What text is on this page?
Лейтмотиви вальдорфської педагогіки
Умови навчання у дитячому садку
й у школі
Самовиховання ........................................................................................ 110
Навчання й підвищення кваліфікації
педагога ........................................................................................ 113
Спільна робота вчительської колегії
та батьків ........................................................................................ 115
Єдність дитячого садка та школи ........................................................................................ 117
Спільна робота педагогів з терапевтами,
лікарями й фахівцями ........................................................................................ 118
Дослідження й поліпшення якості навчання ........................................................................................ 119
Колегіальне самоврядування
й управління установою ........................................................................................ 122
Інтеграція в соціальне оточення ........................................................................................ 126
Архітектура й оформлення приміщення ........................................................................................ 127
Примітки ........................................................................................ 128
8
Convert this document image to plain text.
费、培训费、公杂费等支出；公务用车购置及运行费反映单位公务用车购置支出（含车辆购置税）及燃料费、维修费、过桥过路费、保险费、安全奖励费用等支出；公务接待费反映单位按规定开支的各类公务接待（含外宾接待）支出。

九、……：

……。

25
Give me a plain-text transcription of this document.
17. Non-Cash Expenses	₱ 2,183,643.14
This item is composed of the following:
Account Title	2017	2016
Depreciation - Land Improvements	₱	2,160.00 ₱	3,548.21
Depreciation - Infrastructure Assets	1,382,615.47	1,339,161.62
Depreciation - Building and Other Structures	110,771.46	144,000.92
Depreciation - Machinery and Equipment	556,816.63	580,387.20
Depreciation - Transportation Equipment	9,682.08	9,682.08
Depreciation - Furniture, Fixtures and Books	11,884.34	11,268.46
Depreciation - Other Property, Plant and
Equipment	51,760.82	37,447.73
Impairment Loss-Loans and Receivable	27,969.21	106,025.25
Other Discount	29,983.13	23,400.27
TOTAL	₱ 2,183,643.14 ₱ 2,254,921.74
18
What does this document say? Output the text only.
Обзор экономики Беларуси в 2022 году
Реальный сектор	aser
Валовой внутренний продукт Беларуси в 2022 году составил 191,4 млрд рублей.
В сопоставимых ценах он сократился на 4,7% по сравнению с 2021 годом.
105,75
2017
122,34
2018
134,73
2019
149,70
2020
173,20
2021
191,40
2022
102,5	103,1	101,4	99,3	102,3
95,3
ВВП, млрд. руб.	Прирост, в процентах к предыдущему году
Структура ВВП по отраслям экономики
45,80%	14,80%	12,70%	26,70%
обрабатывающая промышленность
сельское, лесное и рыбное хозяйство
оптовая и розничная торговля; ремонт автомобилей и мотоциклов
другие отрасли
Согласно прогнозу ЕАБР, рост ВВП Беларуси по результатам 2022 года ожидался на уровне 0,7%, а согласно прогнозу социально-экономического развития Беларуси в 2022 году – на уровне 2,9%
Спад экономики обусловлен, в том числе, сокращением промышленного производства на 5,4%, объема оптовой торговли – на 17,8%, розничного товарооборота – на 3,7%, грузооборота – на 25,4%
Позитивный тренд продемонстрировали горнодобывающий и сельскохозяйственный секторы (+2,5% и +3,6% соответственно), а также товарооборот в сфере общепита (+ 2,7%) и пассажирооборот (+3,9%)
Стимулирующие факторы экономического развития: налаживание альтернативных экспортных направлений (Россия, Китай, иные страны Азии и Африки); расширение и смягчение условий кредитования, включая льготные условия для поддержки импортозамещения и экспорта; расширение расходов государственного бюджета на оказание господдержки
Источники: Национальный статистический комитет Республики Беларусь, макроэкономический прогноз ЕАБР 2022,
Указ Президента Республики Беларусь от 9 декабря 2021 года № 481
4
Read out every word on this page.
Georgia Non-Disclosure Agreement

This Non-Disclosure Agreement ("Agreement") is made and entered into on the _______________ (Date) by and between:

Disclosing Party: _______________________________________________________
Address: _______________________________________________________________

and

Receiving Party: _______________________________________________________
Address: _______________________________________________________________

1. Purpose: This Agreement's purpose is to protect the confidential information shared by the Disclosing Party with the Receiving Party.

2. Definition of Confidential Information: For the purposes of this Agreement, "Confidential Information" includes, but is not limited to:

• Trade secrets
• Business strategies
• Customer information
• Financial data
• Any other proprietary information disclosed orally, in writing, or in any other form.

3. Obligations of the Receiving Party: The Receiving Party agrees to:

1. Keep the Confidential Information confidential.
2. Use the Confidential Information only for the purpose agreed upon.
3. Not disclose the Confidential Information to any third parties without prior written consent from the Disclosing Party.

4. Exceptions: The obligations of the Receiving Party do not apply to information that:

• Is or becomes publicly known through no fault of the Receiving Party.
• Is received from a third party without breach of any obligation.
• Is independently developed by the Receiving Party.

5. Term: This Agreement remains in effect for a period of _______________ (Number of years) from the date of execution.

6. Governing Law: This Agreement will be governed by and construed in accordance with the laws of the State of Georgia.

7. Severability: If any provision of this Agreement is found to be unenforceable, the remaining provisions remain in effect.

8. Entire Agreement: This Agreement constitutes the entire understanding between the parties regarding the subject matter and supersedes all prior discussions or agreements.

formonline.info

■ ■ ■ ■ ■ ■ ■

[Exercise objective] Please repeat the listing exactly, with nothing left out.

[Task response]
What text is on this page?
Лейтмотиви вальдорфської педагогіки
Умови навчання у дитячому садку
й у школі
Самовиховання ........................................................................................ 110
Навчання й підвищення кваліфікації
педагога ........................................................................................ 113
Спільна робота вчительської колегії
та батьків ........................................................................................ 115
Єдність дитячого садка та школи ........................................................................................ 117
Спільна робота педагогів з терапевтами,
лікарями й фахівцями ........................................................................................ 118
Дослідження й поліпшення якості навчання ........................................................................................ 119
Колегіальне самоврядування
й управління установою ........................................................................................ 122
Інтеграція в соціальне оточення ........................................................................................ 126
Архітектура й оформлення приміщення ........................................................................................ 127
Примітки ........................................................................................ 128
8
Convert this document image to plain text.
费、培训费、公杂费等支出；公务用车购置及运行费反映单位公务用车购置支出（含车辆购置税）及燃料费、维修费、过桥过路费、保险费、安全奖励费用等支出；公务接待费反映单位按规定开支的各类公务接待（含外宾接待）支出。

九、……：

……。

25
Give me a plain-text transcription of this document.
17. Non-Cash Expenses	₱ 2,183,643.14
This item is composed of the following:
Account Title	2017	2016
Depreciation - Land Improvements	₱	2,160.00 ₱	3,548.21
Depreciation - Infrastructure Assets	1,382,615.47	1,339,161.62
Depreciation - Building and Other Structures	110,771.46	144,000.92
Depreciation - Machinery and Equipment	556,816.63	580,387.20
Depreciation - Transportation Equipment	9,682.08	9,682.08
Depreciation - Furniture, Fixtures and Books	11,884.34	11,268.46
Depreciation - Other Property, Plant and
Equipment	51,760.82	37,447.73
Impairment Loss-Loans and Receivable	27,969.21	106,025.25
Other Discount	29,983.13	23,400.27
TOTAL	₱ 2,183,643.14 ₱ 2,254,921.74
18
What does this document say? Output the text only.
Обзор экономики Беларуси в 2022 году
Реальный сектор	aser
Валовой внутренний продукт Беларуси в 2022 году составил 191,4 млрд рублей.
В сопоставимых ценах он сократился на 4,7% по сравнению с 2021 годом.
105,75
2017
122,34
2018
134,73
2019
149,70
2020
173,20
2021
191,40
2022
102,5	103,1	101,4	99,3	102,3
95,3
ВВП, млрд. руб.	Прирост, в процентах к предыдущему году
Структура ВВП по отраслям экономики
45,80%	14,80%	12,70%	26,70%
обрабатывающая промышленность
сельское, лесное и рыбное хозяйство
оптовая и розничная торговля; ремонт автомобилей и мотоциклов
другие отрасли
Согласно прогнозу ЕАБР, рост ВВП Беларуси по результатам 2022 года ожидался на уровне 0,7%, а согласно прогнозу социально-экономического развития Беларуси в 2022 году – на уровне 2,9%
Спад экономики обусловлен, в том числе, сокращением промышленного производства на 5,4%, объема оптовой торговли – на 17,8%, розничного товарооборота – на 3,7%, грузооборота – на 25,4%
Позитивный тренд продемонстрировали горнодобывающий и сельскохозяйственный секторы (+2,5% и +3,6% соответственно), а также товарооборот в сфере общепита (+ 2,7%) и пассажирооборот (+3,9%)
Стимулирующие факторы экономического развития: налаживание альтернативных экспортных направлений (Россия, Китай, иные страны Азии и Африки); расширение и смягчение условий кредитования, включая льготные условия для поддержки импортозамещения и экспорта; расширение расходов государственного бюджета на оказание господдержки
Источники: Национальный статистический комитет Республики Беларусь, макроэкономический прогноз ЕАБР 2022,
Указ Президента Республики Беларусь от 9 декабря 2021 года № 481
4
Read out every word on this page.
Georgia Non-Disclosure Agreement

This Non-Disclosure Agreement ("Agreement") is made and entered into on the _______________ (Date) by and between:

Disclosing Party: _______________________________________________________
Address: _______________________________________________________________

and

Receiving Party: _______________________________________________________
Address: _______________________________________________________________

1. Purpose: This Agreement's purpose is to protect the confidential information shared by the Disclosing Party with the Receiving Party.

2. Definition of Confidential Information: For the purposes of this Agreement, "Confidential Information" includes, but is not limited to:

• Trade secrets
• Business strategies
• Customer information
• Financial data
• Any other proprietary information disclosed orally, in writing, or in any other form.

3. Obligations of the Receiving Party: The Receiving Party agrees to:

1. Keep the Confidential Information confidential.
2. Use the Confidential Information only for the purpose agreed upon.
3. Not disclose the Confidential Information to any third parties without prior written consent from the Disclosing Party.

4. Exceptions: The obligations of the Receiving Party do not apply to information that:

• Is or becomes publicly known through no fault of the Receiving Party.
• Is received from a third party without breach of any obligation.
• Is independently developed by the Receiving Party.

5. Term: This Agreement remains in effect for a period of _______________ (Number of years) from the date of execution.

6. Governing Law: This Agreement will be governed by and construed in accordance with the laws of the State of Georgia.

7. Severability: If any provision of this Agreement is found to be unenforceable, the remaining provisions remain in effect.

8. Entire Agreement: This Agreement constitutes the entire understanding between the parties regarding the subject matter and supersedes all prior discussions or agreements.

formonline.info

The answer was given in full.